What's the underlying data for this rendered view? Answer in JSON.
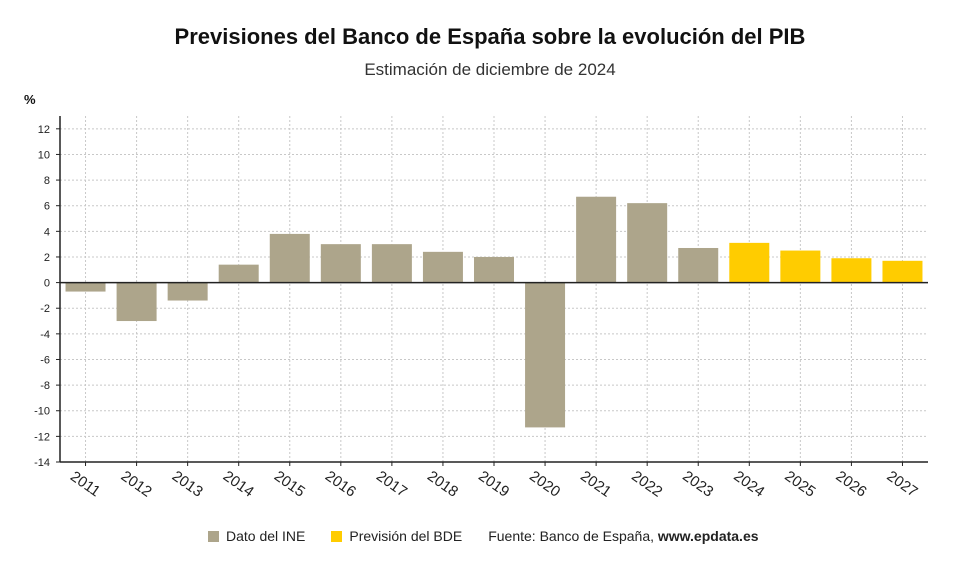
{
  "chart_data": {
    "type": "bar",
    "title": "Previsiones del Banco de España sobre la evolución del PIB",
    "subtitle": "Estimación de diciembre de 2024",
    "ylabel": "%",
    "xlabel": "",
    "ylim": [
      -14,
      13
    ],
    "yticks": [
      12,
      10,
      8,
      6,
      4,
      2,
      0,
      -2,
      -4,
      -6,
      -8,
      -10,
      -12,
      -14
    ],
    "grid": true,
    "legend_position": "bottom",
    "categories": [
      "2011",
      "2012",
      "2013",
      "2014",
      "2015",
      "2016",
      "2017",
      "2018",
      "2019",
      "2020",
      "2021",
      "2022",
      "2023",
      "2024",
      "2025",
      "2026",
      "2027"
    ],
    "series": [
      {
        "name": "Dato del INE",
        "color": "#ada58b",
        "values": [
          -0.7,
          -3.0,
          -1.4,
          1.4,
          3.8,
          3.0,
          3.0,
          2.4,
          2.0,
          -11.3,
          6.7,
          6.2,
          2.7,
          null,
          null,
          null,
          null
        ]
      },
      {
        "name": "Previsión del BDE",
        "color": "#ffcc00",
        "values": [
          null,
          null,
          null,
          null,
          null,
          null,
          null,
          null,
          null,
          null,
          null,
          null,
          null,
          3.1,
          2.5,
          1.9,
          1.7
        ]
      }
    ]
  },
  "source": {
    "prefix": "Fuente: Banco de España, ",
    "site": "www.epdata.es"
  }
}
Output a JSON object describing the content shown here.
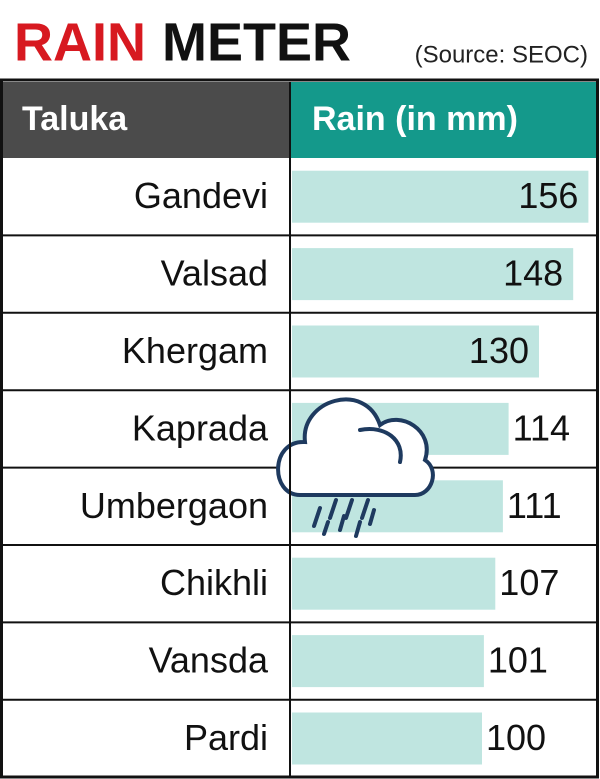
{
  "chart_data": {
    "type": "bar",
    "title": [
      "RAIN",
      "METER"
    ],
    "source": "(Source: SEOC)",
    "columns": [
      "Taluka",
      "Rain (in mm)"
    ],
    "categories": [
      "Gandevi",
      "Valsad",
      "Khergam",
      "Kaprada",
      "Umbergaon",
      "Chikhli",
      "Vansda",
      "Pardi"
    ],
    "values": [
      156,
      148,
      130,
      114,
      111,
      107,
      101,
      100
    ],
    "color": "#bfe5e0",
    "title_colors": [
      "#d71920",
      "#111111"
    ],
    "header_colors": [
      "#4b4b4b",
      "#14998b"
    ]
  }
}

Aim of the task
Identify and copy lines that hold the string "Banco".

In response
    "title": "Previsiones del Banco de España sobre la evolución del PIB",
    "prefix": "Fuente: Banco de España, ",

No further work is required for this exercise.